Dataset records start

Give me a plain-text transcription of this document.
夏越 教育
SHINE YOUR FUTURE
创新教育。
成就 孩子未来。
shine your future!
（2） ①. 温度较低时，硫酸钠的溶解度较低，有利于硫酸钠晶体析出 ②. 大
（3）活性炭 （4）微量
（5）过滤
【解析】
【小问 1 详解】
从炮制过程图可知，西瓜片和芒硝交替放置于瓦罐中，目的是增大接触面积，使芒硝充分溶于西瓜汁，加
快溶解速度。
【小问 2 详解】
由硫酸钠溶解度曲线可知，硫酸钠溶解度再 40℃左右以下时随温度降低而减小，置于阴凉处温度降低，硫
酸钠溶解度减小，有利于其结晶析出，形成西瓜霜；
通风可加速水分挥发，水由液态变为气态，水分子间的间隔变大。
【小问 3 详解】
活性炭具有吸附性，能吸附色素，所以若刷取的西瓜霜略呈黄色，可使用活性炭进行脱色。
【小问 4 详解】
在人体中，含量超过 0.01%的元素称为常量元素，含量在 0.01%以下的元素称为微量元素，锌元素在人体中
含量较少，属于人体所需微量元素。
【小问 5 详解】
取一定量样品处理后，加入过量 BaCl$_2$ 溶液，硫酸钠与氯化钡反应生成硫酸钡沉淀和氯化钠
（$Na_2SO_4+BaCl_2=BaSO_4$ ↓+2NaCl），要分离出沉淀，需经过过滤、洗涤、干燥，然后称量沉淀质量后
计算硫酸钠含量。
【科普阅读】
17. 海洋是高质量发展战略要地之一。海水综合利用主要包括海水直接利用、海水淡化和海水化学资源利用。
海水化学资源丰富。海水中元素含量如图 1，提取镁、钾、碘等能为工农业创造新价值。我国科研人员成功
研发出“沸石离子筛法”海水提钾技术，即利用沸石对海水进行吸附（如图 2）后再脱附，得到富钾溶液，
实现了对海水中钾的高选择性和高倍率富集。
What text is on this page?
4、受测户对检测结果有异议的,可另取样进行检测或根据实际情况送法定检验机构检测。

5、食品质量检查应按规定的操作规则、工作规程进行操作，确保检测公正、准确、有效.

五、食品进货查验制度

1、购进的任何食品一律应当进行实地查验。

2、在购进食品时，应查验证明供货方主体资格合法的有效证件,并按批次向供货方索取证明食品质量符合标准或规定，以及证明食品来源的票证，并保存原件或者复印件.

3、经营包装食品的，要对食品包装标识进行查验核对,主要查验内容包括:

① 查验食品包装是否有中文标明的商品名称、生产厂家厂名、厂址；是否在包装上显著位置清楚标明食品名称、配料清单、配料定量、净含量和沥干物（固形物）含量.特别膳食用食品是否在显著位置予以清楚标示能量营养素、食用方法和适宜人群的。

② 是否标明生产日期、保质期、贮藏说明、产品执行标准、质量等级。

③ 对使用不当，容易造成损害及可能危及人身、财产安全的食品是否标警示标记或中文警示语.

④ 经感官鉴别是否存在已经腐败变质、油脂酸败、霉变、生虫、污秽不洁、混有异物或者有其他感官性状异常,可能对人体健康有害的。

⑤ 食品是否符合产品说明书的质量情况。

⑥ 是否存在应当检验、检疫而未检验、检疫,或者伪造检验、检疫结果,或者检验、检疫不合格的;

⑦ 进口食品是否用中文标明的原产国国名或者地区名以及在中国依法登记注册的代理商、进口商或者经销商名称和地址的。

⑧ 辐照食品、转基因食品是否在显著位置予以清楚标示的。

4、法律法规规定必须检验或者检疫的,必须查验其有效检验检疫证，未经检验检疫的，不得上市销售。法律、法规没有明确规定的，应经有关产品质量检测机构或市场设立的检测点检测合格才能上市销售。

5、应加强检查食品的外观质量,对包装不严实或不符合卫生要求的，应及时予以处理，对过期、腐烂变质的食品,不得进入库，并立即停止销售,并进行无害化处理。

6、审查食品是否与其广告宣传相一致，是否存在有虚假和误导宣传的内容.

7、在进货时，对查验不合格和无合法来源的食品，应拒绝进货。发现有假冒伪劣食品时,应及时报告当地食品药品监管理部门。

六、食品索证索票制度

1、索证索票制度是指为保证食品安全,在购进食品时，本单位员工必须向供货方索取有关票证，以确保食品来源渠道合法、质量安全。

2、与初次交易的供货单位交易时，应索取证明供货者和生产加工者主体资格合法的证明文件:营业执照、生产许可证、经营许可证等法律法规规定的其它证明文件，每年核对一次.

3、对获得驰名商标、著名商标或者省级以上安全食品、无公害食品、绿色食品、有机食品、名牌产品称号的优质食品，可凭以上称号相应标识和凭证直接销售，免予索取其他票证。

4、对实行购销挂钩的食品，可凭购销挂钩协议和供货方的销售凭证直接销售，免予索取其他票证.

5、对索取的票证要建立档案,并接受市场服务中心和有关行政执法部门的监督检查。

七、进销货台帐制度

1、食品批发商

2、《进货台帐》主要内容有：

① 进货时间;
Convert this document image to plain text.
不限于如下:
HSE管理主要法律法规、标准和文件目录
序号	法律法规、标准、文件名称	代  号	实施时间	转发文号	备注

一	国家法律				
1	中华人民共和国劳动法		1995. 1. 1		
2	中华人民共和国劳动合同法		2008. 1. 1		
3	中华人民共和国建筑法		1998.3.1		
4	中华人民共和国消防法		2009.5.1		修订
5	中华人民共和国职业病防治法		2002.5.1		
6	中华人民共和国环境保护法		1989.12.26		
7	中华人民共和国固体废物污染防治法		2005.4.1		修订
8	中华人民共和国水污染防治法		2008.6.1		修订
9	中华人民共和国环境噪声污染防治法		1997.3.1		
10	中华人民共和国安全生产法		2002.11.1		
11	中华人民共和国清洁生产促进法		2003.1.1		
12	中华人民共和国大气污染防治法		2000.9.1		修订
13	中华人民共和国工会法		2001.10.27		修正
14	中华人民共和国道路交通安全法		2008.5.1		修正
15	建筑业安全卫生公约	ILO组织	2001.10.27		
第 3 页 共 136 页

Dataset records end

▶ _Exercise goal_:
Show each line of the listing that holds the string "document".

▶ _Exercise result_:
Give me a plain-text transcription of this document.
Convert this document image to plain text.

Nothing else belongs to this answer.